The request:
Look for the string "name" and copy every line that has it.

Dataset content:
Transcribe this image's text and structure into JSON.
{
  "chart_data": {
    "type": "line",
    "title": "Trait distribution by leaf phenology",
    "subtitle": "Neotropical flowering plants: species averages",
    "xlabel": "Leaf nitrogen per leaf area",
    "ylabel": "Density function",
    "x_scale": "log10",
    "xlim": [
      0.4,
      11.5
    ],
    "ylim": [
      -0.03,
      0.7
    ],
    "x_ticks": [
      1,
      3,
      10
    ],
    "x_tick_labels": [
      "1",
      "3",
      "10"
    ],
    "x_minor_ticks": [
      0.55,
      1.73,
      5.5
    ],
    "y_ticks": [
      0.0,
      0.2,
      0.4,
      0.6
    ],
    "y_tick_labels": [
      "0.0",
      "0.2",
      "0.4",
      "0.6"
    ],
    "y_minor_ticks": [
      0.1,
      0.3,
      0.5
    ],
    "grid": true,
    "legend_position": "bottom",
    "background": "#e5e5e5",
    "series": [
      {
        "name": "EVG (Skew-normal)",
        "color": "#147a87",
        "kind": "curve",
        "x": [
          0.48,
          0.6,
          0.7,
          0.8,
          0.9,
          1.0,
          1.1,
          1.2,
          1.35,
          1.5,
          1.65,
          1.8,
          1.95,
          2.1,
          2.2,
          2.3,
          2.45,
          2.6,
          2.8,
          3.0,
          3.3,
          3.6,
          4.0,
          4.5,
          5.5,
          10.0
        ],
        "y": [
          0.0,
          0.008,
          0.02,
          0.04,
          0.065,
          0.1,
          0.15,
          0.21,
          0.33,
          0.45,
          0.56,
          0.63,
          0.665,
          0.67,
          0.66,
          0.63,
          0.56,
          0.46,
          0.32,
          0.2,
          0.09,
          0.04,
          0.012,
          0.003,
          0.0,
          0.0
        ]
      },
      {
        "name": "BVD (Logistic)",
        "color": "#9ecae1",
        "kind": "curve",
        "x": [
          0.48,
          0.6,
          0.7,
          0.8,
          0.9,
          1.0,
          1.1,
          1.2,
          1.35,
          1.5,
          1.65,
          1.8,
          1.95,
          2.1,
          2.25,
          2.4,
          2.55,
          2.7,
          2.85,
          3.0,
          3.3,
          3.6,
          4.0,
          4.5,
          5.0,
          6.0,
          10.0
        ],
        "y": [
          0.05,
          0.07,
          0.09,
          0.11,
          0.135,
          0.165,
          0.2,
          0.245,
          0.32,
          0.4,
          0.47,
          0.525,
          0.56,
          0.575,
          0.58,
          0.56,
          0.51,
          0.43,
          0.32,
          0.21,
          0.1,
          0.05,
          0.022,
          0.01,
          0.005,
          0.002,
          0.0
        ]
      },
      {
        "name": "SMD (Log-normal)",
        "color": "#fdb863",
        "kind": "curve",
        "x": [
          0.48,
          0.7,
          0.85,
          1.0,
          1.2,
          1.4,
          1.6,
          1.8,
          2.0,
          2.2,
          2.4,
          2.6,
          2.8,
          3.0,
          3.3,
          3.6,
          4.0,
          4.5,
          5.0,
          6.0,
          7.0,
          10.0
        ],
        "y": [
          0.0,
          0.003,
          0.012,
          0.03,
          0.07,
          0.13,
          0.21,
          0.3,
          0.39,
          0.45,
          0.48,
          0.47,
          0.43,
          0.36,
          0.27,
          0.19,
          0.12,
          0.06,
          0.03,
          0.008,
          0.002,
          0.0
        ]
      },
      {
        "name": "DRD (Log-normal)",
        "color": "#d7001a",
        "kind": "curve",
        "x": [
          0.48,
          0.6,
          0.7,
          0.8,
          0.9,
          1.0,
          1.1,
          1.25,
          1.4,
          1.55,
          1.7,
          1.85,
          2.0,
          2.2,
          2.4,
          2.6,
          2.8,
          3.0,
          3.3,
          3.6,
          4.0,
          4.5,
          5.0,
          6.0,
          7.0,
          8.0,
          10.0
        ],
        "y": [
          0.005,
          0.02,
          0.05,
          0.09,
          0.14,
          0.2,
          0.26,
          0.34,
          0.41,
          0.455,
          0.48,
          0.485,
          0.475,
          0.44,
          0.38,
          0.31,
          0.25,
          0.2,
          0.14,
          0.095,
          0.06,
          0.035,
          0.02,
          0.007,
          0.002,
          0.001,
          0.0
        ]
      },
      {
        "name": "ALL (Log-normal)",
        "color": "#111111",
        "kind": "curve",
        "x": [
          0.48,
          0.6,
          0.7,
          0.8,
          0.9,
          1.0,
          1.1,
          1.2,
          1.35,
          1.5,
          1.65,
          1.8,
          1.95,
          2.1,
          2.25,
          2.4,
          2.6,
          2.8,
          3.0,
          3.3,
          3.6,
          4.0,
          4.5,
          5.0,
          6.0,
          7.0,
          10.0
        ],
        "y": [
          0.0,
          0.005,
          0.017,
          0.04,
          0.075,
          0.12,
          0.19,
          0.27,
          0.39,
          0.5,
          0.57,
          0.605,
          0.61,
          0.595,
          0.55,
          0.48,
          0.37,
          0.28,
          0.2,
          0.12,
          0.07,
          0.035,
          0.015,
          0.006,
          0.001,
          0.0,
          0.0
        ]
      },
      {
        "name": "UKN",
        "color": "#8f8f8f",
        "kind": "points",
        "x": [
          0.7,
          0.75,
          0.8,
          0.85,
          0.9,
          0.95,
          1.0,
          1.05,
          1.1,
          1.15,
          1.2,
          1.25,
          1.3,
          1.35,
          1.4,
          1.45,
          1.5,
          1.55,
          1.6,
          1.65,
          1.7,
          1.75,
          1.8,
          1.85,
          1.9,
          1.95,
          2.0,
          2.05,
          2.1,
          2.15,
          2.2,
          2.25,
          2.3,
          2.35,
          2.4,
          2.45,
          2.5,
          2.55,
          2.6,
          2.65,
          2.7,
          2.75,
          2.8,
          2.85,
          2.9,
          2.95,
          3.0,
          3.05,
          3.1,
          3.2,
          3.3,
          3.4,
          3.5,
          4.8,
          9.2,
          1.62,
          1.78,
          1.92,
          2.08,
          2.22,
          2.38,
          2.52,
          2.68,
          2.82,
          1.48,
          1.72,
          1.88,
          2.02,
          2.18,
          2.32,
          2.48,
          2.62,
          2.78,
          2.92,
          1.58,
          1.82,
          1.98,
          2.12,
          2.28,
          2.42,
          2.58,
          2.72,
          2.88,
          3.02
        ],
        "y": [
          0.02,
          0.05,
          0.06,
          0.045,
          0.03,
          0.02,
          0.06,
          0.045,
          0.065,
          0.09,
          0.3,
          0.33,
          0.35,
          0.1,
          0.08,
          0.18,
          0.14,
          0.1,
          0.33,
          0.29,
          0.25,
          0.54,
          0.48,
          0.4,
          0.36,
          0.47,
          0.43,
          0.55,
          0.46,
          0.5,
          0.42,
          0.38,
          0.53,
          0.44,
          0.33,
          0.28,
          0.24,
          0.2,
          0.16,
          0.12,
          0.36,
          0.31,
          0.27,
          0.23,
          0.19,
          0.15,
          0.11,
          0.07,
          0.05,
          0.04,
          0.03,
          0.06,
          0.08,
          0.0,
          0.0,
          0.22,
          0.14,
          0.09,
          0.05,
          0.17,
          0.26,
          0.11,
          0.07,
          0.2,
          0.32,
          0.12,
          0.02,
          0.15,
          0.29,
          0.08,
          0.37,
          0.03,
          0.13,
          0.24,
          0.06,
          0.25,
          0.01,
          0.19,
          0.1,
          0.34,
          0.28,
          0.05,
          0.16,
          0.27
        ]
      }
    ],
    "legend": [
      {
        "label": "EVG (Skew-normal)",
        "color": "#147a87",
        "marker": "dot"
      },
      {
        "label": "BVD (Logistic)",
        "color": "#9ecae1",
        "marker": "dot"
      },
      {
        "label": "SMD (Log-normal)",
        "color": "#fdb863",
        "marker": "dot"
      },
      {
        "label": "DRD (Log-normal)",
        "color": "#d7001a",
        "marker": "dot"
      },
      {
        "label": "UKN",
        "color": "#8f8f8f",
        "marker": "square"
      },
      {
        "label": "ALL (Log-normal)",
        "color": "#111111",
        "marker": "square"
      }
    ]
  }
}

Result of this task:
        "name": "EVG (Skew-normal)",
        "name": "BVD (Logistic)",
        "name": "SMD (Log-normal)",
        "name": "DRD (Log-normal)",
        "name": "ALL (Log-normal)",
        "name": "UKN",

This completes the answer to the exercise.